Aim of the task:
Gather all lines with "this" from the records.

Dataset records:
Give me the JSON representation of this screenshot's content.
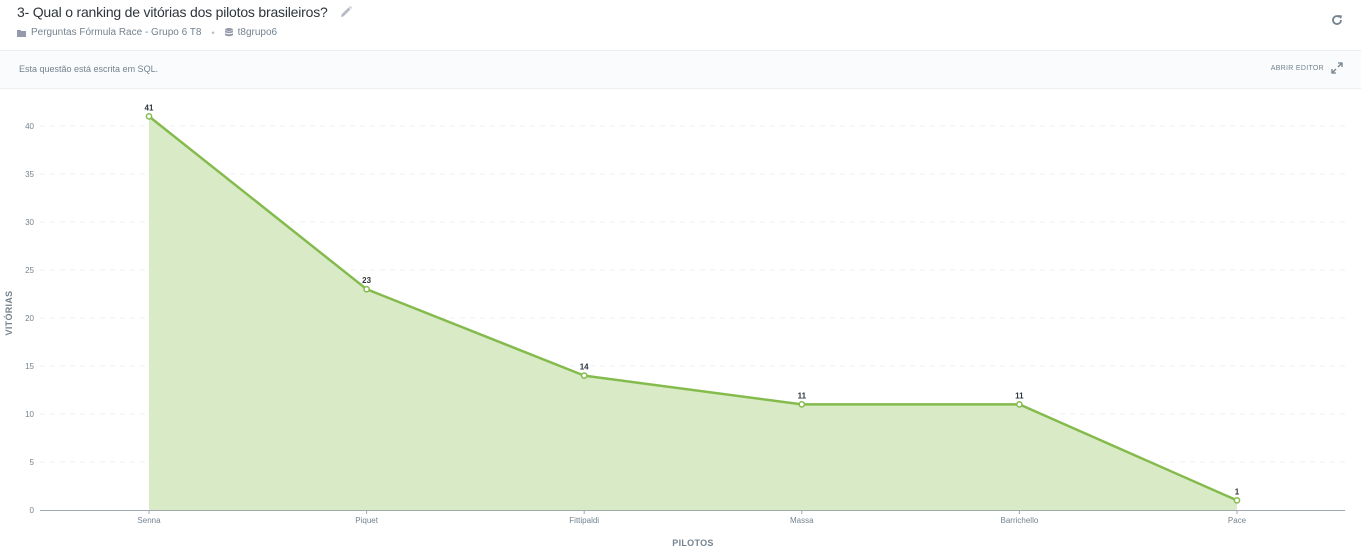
{
  "header": {
    "title": "3- Qual o ranking de vitórias dos pilotos brasileiros?",
    "collection": "Perguntas Fórmula Race - Grupo 6 T8",
    "separator": "•",
    "database": "t8grupo6"
  },
  "sql_bar": {
    "note": "Esta questão está escrita em SQL.",
    "open_editor_label": "ABRIR EDITOR"
  },
  "icons": {
    "edit": "pencil-icon",
    "folder": "folder-icon",
    "database": "database-icon",
    "refresh": "refresh-icon",
    "expand": "expand-icon"
  },
  "colors": {
    "line": "#84bb4c",
    "area": "#d9ebc6",
    "grid": "#eceff0",
    "text": "#74838f"
  },
  "chart_data": {
    "type": "area",
    "xlabel": "PILOTOS",
    "ylabel": "VITÓRIAS",
    "categories": [
      "Senna",
      "Piquet",
      "Fittipaldi",
      "Massa",
      "Barrichello",
      "Pace"
    ],
    "series": [
      {
        "values": [
          41,
          23,
          14,
          11,
          11,
          1
        ]
      }
    ],
    "ylim": [
      0,
      40
    ],
    "yticks": [
      0,
      5,
      10,
      15,
      20,
      25,
      30,
      35,
      40
    ],
    "grid": true,
    "data_labels": true
  }
}
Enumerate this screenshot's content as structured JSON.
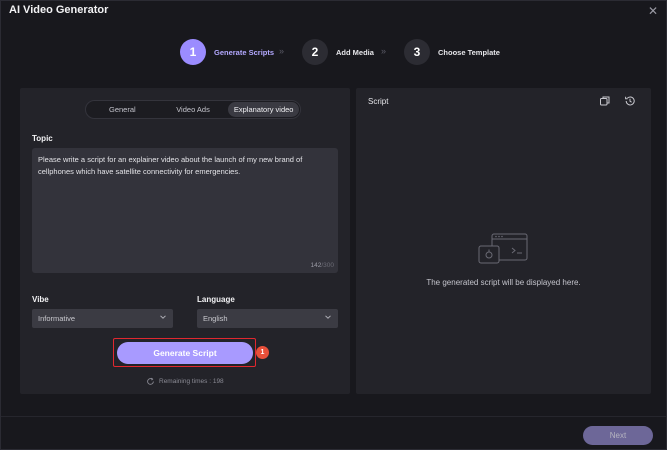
{
  "window": {
    "title": "AI Video Generator",
    "close_glyph": "✕"
  },
  "stepper": {
    "steps": [
      {
        "number": "1",
        "label": "Generate Scripts",
        "active": true
      },
      {
        "number": "2",
        "label": "Add Media",
        "active": false
      },
      {
        "number": "3",
        "label": "Choose Template",
        "active": false
      }
    ],
    "separator": "»"
  },
  "left": {
    "tabs": [
      {
        "label": "General",
        "selected": false
      },
      {
        "label": "Video Ads",
        "selected": false
      },
      {
        "label": "Explanatory video",
        "selected": true
      }
    ],
    "topic": {
      "label": "Topic",
      "value": "Please write a script for an explainer video about the launch of my new brand of cellphones which have satellite connectivity for emergencies.",
      "count": "142",
      "max": "/300"
    },
    "vibe": {
      "label": "Vibe",
      "value": "Informative"
    },
    "language": {
      "label": "Language",
      "value": "English"
    },
    "generate_button": "Generate Script",
    "badge": "1",
    "remaining": "Remaining times : 198"
  },
  "right": {
    "title": "Script",
    "placeholder": "The generated script will be displayed here."
  },
  "footer": {
    "next_label": "Next"
  },
  "colors": {
    "accent": "#9b8cff",
    "button": "#a89aff",
    "highlight": "#e0282f",
    "badge": "#e8503a"
  }
}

The answer:
Give me the JSON representation of this screenshot's content.
Enumerate this screenshot's content as structured JSON.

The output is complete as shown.